**Set problem A**. Check three statements against the Section 18C article and give yes or no for each, quoting the exact words of the article that decide it: (i) The Coalition tried in 2014 to remove "offend" and "insult" from Section 18C. (ii) The Australian Federal Police found that the synagogue arson attack was part of the criminal hoax. (iii) The term antisemitism was coined in 1781.
**Set problem B**. Carry the Section 18C article forward from its last sentence.

Section 18C makes it unlawful to publicly act in a manner that is “reasonably likely” to offend, insult, humiliate or intimidate a person or a group based on their “race, colour or national or ethnic origin”.

This is a controversial provision, as the Coalition attempted to remove "offend" and "insult" from the section in 2014, in order to give “bigots” a chance to express themselves in public.

The complaint against Kostakidis was made amidst a political climate that involved the propagation of the idea that antisemitism was on the rise in Australia, and Sky News recently run a highly publicised documentary based on this proposition, which was entitled Never Again: The Fight Against Antisemitism.

The suggested rise in antisemitism was occurring at the same time that the suppression of any mention in the public sphere of the Gaza genocide was being promoted.

But following a Naarm-Melbourne synagogue being burnt down months later, while on Gadigal land in Sydney a three-month-long spate of graffiti and arson crimes that involved anti-Israel and antisemitic messaging erupted, and it appeared to support the idea that rampant antisemitism was a spiralling issue.

The Australian Federal Police, however, publicly revealed last month that the entire spate of “antisemitic” crimes perpetrated in the Greater Sydney region were part of an elaborate criminal hoax that sought to give organised crime figures an advantage over police. None of these crimes were fuelled by any antisemitism, but the synagogue arson attack down south remains unexplained.

The genocide erasing conflation

When Cassuto filed the complaint, claims that it was the result of the local Israel Lobby attempting to propagate the conflation of anti-Israel sentiment with prejudice against Jews wasn’t such an easy point to make. This was because back then, it was little understood, but 10 months on, the local constituency is a lot more educated about this technique.

As US academic Professor Judith Butler explained during a conference in Paris in March last year,  Israeli actors commenced propagating the conflation of Zionism with antisemitism in the 1970s, as the latter carries the weight of the Holocaust, and therefore, is a charge people want to avoid. So, construing criticism of Israel with hatred towards Jewish people makes people reluctant to criticise.

Antisemitism is a term that was coined in 1781 to describe European hatred or hostility towards adherents of Judaism, as prejudice towards Jewish people had been a significant issue across Europe for centuries, and it was such bigotry that resulted in the Nazi Holocaust against the Jews.

Zionism, however, is an ideology founded by Austro-Hungarian Jewish journalist Theodor Herzl in the late 1880s, which advocated for Israel, a Jewish state, to be created on the historical lands of the Palestinians in order to escape European persecution. But Palestinian dispossession was not a given at first, as Argentina had too been considered a viable place for a Zionist state.

Many Jewish people are not Zionists. Many Zionists are not Jewish people. There are currently more Christian Zionists in the United States then there are Jewish Zionists.

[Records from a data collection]
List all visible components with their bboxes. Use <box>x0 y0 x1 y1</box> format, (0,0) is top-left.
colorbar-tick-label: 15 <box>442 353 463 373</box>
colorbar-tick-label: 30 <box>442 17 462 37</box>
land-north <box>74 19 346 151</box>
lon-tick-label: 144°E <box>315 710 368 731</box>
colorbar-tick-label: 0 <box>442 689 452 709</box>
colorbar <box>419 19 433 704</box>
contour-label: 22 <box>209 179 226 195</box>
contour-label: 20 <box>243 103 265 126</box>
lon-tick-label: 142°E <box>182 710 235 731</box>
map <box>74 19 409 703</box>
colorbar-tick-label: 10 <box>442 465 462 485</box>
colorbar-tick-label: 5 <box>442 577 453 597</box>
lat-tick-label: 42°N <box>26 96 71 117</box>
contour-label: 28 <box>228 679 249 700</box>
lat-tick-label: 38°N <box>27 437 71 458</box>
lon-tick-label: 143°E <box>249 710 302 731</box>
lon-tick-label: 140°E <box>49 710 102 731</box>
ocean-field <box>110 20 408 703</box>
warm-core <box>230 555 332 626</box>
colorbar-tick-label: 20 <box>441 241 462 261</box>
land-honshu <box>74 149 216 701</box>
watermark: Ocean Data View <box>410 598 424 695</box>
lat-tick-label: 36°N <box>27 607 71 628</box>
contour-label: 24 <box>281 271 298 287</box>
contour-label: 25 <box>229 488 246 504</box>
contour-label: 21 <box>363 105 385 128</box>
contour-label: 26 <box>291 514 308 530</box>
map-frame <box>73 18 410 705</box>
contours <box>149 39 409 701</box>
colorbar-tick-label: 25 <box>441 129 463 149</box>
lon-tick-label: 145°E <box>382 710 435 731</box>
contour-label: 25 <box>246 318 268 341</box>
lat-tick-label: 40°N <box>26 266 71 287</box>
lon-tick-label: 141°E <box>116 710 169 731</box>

**Final answer A**.
(i) Yes: "the Coalition attempted to remove "offend" and "insult" from the section in 2014"
(ii) No: "None of these crimes were fuelled by any antisemitism, but the synagogue arson attack down south remains unexplained."
(iii) Yes: "Antisemitism is a term that was coined in 1781"

**Final answer B**.
Since the 1970s, critics of Israel have been condemned as antisemites, as their anti-Zionist sentiment has been misconstrued as Jewish hate. Since October 2023, right across the Western world, critics of Israel, who are basically speaking out against a livestreamed high-tech genocide, have been labelled antisemitic and retributive actions have been taken against them, to produce a chilling effect in society.

Universities Australia announced in February that  the 39 institutions it represents have agreed to adopt a new version of antisemitism based upon the 2016-adopted IHRA (International Holocaust Remembrance Alliance) working definition of antisemitism, which does conflate certain criticisms of Israel, including questioning the state’s right to exist, with antisemitism.

Reds under the bed

Following the termination of the AHRC conciliation process in December, Kostakidis made a clarifying statement on X in January, in  which she apologised to anyone who may have misconstrued her posting of the Nasrallah speech as an endorsement. However, as she is a journalist, the content of the Lebanese leader’s speech should “not be a barrier to reporting”.

And as Kostakidis does face court in the coming months, she may have to stand alone, but she will hardly be alone in spirit, as a great number of locals understand that as her lawyers put her right to freely criticise mass atrocities, to stand up for human rights and to reject a settler colonial entity on a killing spree, they too are fighting for the rights of all of us to speak our minds.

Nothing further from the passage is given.